▸ Task objective: Copy each line holding the string "screened".
——
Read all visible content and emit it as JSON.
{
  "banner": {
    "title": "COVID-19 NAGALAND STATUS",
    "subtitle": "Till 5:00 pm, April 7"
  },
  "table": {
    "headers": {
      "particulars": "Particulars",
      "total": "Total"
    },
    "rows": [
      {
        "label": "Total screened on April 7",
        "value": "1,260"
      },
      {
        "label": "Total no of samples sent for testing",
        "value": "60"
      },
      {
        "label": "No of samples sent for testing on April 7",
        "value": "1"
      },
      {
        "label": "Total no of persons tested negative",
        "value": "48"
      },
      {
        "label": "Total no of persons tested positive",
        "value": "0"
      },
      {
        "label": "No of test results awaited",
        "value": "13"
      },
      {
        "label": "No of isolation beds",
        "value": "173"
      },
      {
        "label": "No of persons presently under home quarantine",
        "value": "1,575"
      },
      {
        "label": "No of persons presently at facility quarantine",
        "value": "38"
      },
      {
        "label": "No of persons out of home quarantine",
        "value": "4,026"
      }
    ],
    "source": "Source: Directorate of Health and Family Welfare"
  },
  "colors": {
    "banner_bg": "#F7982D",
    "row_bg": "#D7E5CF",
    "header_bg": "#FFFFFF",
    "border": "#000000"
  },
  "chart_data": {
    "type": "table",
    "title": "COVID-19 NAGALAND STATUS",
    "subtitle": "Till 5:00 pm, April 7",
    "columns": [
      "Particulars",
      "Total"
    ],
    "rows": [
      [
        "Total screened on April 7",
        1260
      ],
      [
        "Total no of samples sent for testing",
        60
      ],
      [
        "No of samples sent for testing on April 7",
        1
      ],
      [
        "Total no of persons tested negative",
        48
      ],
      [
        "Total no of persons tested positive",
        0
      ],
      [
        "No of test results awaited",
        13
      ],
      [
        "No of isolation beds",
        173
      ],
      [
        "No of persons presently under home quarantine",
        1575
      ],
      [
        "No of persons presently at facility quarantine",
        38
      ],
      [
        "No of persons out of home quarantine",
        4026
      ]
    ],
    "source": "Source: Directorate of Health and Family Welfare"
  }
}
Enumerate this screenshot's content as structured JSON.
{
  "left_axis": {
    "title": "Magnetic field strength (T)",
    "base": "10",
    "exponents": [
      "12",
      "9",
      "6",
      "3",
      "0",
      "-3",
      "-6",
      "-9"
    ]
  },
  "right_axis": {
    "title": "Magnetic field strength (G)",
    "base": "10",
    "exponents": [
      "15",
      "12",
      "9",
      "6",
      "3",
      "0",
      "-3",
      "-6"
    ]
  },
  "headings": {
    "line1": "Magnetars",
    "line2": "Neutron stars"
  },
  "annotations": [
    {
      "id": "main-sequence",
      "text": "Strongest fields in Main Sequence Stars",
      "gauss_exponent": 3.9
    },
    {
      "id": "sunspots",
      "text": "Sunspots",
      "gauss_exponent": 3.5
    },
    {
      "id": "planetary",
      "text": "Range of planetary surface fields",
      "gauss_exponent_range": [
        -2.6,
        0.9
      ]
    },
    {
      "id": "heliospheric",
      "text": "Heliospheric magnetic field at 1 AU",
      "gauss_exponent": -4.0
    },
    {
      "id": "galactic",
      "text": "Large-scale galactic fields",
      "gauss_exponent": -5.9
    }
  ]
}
——
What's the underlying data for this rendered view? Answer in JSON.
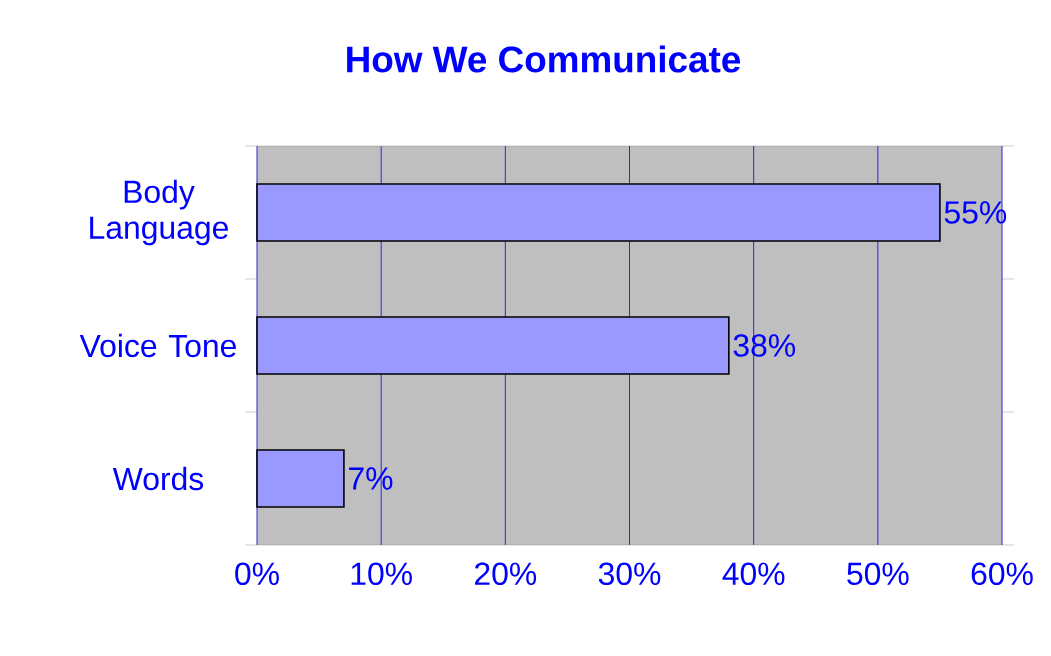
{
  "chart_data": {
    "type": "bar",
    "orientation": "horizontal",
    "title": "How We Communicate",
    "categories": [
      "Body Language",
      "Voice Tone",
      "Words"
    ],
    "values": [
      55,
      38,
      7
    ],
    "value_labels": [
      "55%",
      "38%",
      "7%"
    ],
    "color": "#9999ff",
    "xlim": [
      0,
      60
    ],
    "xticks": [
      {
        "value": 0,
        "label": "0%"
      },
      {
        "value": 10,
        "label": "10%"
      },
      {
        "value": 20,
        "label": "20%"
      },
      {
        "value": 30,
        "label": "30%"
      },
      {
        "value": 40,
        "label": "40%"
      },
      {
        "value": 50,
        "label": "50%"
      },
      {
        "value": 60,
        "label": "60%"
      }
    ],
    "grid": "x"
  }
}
——
▸ Reply to the exercise:
        "label": "Total screened on April 7",
        "Total screened on April 7",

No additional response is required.